● **Set problem**
From the entries below, gather each line containing the word "coach".

● **Data records**
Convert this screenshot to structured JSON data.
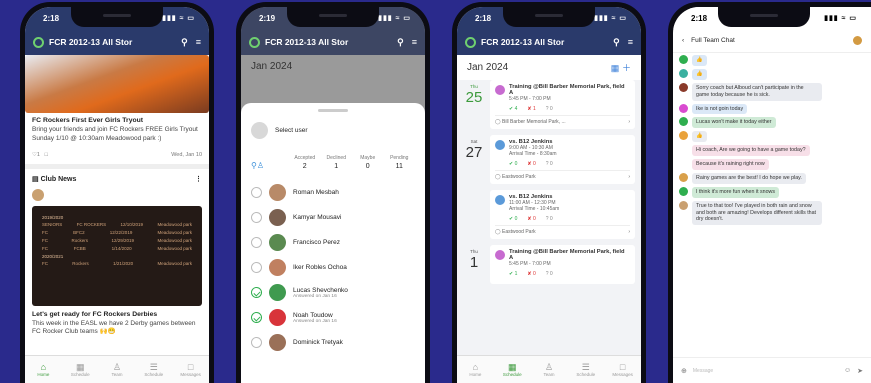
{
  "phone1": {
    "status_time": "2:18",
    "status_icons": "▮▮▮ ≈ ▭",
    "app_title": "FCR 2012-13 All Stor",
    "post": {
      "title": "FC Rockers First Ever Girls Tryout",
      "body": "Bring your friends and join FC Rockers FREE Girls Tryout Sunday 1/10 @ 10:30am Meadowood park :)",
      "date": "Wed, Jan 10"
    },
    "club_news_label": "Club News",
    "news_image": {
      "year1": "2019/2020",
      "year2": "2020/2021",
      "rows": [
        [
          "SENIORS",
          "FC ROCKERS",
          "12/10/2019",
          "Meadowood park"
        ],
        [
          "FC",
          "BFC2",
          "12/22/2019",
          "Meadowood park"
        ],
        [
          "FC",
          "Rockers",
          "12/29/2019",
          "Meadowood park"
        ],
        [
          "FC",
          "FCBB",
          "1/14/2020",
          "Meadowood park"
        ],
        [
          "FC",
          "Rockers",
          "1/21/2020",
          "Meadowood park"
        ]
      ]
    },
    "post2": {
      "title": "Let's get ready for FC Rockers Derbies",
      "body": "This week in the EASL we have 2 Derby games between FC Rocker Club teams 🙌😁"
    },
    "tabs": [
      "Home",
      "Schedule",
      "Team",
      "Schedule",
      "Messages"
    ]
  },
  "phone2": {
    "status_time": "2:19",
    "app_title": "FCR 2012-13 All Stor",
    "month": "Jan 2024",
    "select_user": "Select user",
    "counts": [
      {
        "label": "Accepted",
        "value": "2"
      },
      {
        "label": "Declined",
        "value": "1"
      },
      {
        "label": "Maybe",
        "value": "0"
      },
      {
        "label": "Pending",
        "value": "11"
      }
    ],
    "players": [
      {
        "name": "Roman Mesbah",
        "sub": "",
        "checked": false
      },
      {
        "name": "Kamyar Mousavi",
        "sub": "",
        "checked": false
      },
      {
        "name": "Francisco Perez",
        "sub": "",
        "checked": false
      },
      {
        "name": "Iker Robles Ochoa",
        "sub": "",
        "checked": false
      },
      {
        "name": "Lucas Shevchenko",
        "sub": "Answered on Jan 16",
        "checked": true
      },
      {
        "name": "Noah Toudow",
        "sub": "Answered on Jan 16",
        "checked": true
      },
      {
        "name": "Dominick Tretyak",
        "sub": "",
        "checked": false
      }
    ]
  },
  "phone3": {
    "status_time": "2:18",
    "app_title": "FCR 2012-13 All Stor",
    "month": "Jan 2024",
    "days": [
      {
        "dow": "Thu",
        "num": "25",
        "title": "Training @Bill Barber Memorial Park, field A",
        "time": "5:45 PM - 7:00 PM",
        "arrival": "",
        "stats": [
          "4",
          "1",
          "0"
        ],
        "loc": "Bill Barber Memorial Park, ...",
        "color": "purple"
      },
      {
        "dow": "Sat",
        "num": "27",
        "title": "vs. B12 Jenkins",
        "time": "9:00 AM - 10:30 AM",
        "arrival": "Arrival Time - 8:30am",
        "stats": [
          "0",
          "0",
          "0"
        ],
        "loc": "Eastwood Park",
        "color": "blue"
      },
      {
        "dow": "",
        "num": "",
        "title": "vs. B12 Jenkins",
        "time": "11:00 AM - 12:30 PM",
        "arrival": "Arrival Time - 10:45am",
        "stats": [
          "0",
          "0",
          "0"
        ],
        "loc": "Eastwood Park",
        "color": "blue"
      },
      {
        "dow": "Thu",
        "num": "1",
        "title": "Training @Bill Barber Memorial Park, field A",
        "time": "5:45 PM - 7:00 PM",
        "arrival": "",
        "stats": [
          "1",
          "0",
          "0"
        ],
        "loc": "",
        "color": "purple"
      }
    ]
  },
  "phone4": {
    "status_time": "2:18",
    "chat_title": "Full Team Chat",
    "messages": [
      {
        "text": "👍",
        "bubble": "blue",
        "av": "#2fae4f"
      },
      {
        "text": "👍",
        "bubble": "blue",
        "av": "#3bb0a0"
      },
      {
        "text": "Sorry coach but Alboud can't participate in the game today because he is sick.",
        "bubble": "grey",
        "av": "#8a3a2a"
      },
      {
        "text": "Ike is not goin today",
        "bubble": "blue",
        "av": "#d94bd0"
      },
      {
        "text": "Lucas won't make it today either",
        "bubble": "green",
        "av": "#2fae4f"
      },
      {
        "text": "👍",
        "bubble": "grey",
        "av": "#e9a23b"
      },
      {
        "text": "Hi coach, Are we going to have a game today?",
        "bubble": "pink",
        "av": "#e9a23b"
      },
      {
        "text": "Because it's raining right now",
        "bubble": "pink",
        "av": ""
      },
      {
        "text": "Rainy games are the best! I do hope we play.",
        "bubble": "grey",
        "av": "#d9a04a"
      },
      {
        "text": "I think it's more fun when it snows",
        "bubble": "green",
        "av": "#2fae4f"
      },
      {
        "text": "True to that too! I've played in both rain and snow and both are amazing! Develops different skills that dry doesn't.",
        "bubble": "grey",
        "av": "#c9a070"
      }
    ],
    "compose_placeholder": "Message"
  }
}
---
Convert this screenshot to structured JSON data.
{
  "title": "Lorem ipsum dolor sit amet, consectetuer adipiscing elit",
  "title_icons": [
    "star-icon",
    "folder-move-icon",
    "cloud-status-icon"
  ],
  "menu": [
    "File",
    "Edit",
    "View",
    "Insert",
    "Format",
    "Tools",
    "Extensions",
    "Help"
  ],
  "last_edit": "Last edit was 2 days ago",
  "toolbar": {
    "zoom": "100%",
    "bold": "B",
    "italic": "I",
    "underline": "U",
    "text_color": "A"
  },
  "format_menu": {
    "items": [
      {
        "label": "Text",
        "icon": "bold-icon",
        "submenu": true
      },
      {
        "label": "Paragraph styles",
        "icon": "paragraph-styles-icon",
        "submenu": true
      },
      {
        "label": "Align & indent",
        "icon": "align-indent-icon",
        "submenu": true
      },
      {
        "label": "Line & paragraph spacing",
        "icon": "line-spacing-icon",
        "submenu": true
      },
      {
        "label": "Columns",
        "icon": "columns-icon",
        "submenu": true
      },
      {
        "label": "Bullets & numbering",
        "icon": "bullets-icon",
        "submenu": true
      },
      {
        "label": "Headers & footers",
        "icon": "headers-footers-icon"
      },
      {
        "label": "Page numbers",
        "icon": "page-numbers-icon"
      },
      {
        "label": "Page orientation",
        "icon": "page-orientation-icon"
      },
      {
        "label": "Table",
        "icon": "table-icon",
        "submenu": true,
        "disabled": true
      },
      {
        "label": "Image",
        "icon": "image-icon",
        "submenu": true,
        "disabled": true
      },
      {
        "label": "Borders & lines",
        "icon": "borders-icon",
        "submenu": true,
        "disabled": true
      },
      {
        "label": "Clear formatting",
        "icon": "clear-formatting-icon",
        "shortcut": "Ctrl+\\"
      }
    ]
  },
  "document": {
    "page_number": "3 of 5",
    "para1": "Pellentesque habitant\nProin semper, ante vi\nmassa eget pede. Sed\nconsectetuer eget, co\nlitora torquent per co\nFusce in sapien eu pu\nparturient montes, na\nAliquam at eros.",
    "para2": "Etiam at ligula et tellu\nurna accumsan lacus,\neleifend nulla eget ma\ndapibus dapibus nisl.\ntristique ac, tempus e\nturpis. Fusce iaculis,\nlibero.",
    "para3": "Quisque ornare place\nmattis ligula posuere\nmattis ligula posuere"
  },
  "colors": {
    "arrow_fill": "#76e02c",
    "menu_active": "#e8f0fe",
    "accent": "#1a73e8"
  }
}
* * *
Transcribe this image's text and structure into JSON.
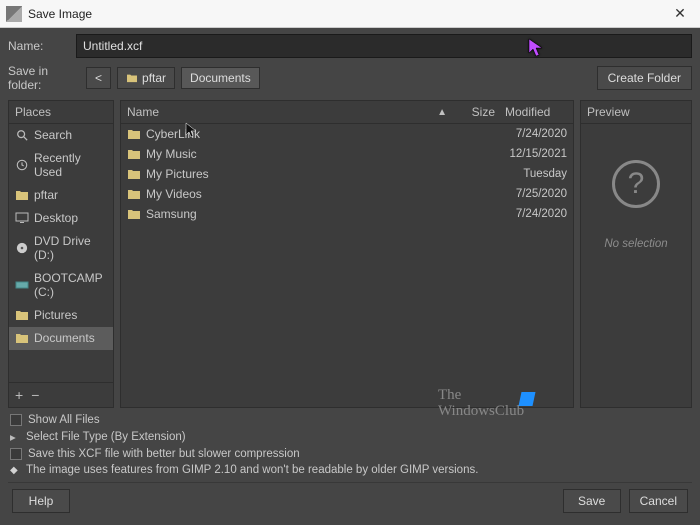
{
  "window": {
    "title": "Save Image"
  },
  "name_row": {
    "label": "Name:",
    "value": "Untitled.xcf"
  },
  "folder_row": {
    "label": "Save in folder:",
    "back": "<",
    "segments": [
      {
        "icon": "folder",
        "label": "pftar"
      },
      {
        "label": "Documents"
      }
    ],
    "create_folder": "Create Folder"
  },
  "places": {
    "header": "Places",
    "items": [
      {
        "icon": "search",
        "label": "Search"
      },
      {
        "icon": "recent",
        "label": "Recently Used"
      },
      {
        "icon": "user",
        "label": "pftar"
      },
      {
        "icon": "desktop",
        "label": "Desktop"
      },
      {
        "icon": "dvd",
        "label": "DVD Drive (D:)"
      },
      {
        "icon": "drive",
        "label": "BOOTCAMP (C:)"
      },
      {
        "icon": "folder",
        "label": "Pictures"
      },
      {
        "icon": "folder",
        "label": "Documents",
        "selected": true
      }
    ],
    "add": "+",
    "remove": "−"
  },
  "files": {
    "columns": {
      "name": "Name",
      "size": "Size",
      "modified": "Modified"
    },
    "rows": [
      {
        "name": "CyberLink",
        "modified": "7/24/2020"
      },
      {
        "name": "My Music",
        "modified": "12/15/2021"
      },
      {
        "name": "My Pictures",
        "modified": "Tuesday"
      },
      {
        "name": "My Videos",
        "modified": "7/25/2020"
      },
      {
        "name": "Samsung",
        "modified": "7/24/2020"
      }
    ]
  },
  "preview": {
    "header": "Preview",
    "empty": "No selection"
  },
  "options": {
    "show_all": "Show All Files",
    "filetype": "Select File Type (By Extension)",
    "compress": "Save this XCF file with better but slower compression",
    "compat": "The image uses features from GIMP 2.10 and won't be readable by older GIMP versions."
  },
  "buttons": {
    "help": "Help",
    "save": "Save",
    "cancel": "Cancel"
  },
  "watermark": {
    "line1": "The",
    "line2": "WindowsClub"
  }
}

● **Expected answer**
        "text": "Sorry coach but Alboud can't participate in the game today because he is sick.",
        "text": "Hi coach, Are we going to have a game today?",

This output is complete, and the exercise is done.